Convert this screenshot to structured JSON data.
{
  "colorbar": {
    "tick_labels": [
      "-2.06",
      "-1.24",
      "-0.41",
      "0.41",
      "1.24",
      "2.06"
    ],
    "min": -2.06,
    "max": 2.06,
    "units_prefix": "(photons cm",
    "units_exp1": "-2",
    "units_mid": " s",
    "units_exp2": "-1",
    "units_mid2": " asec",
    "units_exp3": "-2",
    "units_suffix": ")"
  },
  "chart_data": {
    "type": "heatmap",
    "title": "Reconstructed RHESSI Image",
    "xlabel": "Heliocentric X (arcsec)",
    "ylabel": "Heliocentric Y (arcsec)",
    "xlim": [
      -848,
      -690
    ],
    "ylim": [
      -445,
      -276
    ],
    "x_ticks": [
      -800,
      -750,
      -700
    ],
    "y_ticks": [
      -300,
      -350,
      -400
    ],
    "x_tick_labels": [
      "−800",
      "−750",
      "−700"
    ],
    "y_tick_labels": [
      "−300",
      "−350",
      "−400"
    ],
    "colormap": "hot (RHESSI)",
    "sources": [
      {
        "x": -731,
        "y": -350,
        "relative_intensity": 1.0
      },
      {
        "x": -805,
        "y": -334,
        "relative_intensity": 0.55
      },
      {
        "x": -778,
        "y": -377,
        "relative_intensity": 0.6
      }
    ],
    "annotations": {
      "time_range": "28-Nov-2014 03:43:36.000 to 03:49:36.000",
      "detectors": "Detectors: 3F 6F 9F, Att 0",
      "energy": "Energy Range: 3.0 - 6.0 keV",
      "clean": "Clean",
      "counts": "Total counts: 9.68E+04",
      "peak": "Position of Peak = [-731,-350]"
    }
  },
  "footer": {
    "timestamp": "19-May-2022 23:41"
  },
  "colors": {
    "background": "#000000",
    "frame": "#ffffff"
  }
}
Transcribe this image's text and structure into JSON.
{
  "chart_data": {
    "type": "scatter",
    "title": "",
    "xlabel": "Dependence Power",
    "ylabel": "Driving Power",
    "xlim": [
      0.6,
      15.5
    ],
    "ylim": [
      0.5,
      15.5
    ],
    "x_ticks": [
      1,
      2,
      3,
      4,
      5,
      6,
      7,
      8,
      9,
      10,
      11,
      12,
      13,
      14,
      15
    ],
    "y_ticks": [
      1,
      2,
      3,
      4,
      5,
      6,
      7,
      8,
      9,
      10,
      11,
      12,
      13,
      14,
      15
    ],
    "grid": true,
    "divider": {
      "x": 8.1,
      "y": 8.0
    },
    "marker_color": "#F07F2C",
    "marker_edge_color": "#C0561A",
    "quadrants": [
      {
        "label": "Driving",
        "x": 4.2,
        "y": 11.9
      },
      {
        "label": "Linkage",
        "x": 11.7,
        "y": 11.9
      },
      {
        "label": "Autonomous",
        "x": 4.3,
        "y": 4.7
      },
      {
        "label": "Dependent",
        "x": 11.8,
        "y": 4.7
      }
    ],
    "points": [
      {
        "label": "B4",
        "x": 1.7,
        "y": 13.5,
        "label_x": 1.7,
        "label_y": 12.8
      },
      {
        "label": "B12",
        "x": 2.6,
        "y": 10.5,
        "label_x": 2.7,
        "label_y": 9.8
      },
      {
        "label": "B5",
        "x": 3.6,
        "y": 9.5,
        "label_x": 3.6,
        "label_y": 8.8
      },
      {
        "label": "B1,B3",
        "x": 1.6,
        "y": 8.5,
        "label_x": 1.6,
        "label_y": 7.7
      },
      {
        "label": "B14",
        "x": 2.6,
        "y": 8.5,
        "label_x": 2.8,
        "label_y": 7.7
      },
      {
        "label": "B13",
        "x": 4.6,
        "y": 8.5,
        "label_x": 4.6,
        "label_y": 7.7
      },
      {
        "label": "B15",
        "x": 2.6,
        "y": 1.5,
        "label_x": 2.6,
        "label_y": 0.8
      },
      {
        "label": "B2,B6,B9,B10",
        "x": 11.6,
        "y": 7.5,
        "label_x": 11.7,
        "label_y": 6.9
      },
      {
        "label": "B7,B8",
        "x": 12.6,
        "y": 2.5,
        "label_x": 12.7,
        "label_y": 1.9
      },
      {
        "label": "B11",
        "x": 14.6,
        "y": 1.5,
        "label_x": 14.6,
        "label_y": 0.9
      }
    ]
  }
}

■ Set problem
State the count of lines above containing the string "this", and add nothing to it.

■ The reply
2